Record excerpts:
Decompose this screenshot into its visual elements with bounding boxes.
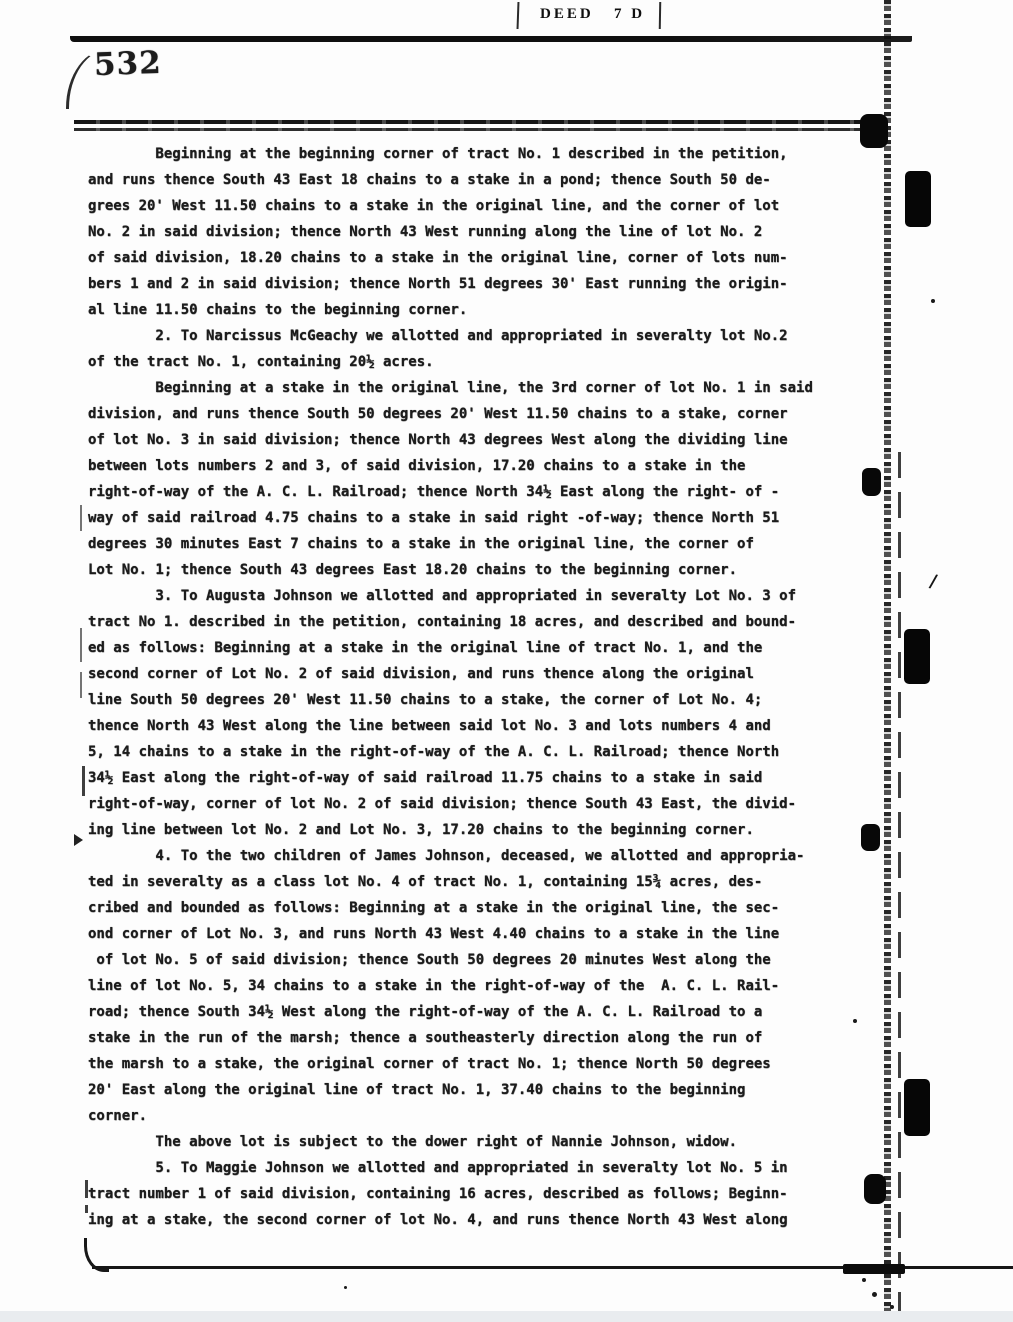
- margin-mark: [85, 1180, 88, 1198]
- text-line: corner.: [88, 1108, 828, 1134]
- scanner-background-strip: [0, 1311, 1013, 1322]
- text-line: The above lot is subject to the dower ri…: [88, 1134, 828, 1160]
- text-line: 34½ East along the right-of-way of said …: [88, 770, 828, 796]
- book-label: DEED: [540, 6, 594, 22]
- ink-blot: [843, 1264, 905, 1274]
- ink-blot: [904, 629, 930, 684]
- scan-speck: [890, 1305, 894, 1309]
- ink-blot: [904, 1079, 930, 1136]
- text-line: line of lot No. 5, 34 chains to a stake …: [88, 978, 828, 1004]
- text-line: ond corner of Lot No. 3, and runs North …: [88, 926, 828, 952]
- scan-speck: [853, 1019, 857, 1023]
- text-line: ing line between lot No. 2 and Lot No. 3…: [88, 822, 828, 848]
- margin-arrow-mark: [74, 834, 83, 846]
- text-line: of said division, 18.20 chains to a stak…: [88, 250, 828, 276]
- text-line: al line 11.50 chains to the beginning co…: [88, 302, 828, 328]
- margin-mark: [80, 628, 82, 662]
- text-line: ing at a stake, the second corner of lot…: [88, 1212, 828, 1238]
- margin-mark: [85, 1205, 88, 1213]
- text-line: 3. To Augusta Johnson we allotted and ap…: [88, 588, 828, 614]
- text-line: 20' East along the original line of trac…: [88, 1082, 828, 1108]
- text-line: line South 50 degrees 20' West 11.50 cha…: [88, 692, 828, 718]
- scan-speck: [931, 299, 935, 303]
- margin-mark: [80, 672, 82, 698]
- double-rule-bottom: [74, 128, 866, 131]
- double-rule-top: [74, 120, 866, 124]
- text-line: cribed and bounded as follows: Beginning…: [88, 900, 828, 926]
- text-line: stake in the run of the marsh; thence a …: [88, 1030, 828, 1056]
- text-line: division, and runs thence South 50 degre…: [88, 406, 828, 432]
- text-line: way of said railroad 4.75 chains to a st…: [88, 510, 828, 536]
- text-line: and runs thence South 43 East 18 chains …: [88, 172, 828, 198]
- text-line: 4. To the two children of James Johnson,…: [88, 848, 828, 874]
- text-line: thence North 43 West along the line betw…: [88, 718, 828, 744]
- text-line: bers 1 and 2 in said division; thence No…: [88, 276, 828, 302]
- text-line: No. 2 in said division; thence North 43 …: [88, 224, 828, 250]
- top-rule-line: [70, 36, 912, 42]
- text-line: 2. To Narcissus McGeachy we allotted and…: [88, 328, 828, 354]
- text-line: road; thence South 34½ West along the ri…: [88, 1004, 828, 1030]
- scan-speck: [344, 1286, 347, 1289]
- ink-blot: [905, 171, 931, 227]
- header-right-tick: [659, 2, 661, 29]
- binding-edge-line-secondary: [898, 452, 901, 1322]
- deed-book-label: DEED 7 D: [540, 6, 660, 23]
- ink-blot: [860, 114, 888, 148]
- margin-mark: [82, 766, 85, 796]
- stray-mark: /: [928, 571, 946, 593]
- text-line: tract number 1 of said division, contain…: [88, 1186, 828, 1212]
- text-line: of lot No. 5 of said division; thence So…: [88, 952, 828, 978]
- scan-speck: [862, 1278, 866, 1282]
- text-line: right-of-way, corner of lot No. 2 of sai…: [88, 796, 828, 822]
- text-line: Beginning at the beginning corner of tra…: [88, 146, 828, 172]
- ink-blot: [864, 1174, 886, 1204]
- text-line: ed as follows: Beginning at a stake in t…: [88, 640, 828, 666]
- text-line: Beginning at a stake in the original lin…: [88, 380, 828, 406]
- binding-edge-line: [884, 0, 891, 1322]
- text-line: the marsh to a stake, the original corne…: [88, 1056, 828, 1082]
- book-number: 7 D: [614, 6, 645, 22]
- scan-speck: [872, 1292, 877, 1297]
- text-line: right-of-way of the A. C. L. Railroad; t…: [88, 484, 828, 510]
- text-line: 5, 14 chains to a stake in the right-of-…: [88, 744, 828, 770]
- text-line: 5. To Maggie Johnson we allotted and app…: [88, 1160, 828, 1186]
- text-line: grees 20' West 11.50 chains to a stake i…: [88, 198, 828, 224]
- text-line: tract No 1. described in the petition, c…: [88, 614, 828, 640]
- header-left-tick: [517, 2, 520, 29]
- text-line: ted in severalty as a class lot No. 4 of…: [88, 874, 828, 900]
- deed-body-text: Beginning at the beginning corner of tra…: [88, 146, 828, 1238]
- text-line: between lots numbers 2 and 3, of said di…: [88, 458, 828, 484]
- ink-blot: [862, 468, 881, 496]
- page-number: 532: [93, 45, 162, 83]
- text-line: of the tract No. 1, containing 20½ acres…: [88, 354, 828, 380]
- margin-mark: [80, 505, 82, 531]
- deed-book-scan-page: DEED 7 D 532 Beginning at the beginning …: [0, 0, 1013, 1322]
- text-line: degrees 30 minutes East 7 chains to a st…: [88, 536, 828, 562]
- text-line: Lot No. 1; thence South 43 degrees East …: [88, 562, 828, 588]
- page-header: DEED 7 D: [0, 0, 1013, 34]
- text-line: of lot No. 3 in said division; thence No…: [88, 432, 828, 458]
- text-line: second corner of Lot No. 2 of said divis…: [88, 666, 828, 692]
- ink-blot: [861, 824, 880, 851]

Work to do: Please reproduce the lines of the listing starting with the line with "- margin-mark: [85, 1180, 88, 1198]" and going on through the line with "- scan-speck: [890, 1305, 894, 1309]", swapping "ink-blot" for "ink-smudge" and leaving everything else as it is.

Problem solution:
- margin-mark: [85, 1180, 88, 1198]
- text-line: corner.: [88, 1108, 828, 1134]
- scanner-background-strip: [0, 1311, 1013, 1322]
- text-line: The above lot is subject to the dower ri…: [88, 1134, 828, 1160]
- text-line: 34½ East along the right-of-way of said …: [88, 770, 828, 796]
- book-label: DEED: [540, 6, 594, 22]
- ink-smudge: [843, 1264, 905, 1274]
- ink-smudge: [904, 629, 930, 684]
- scan-speck: [890, 1305, 894, 1309]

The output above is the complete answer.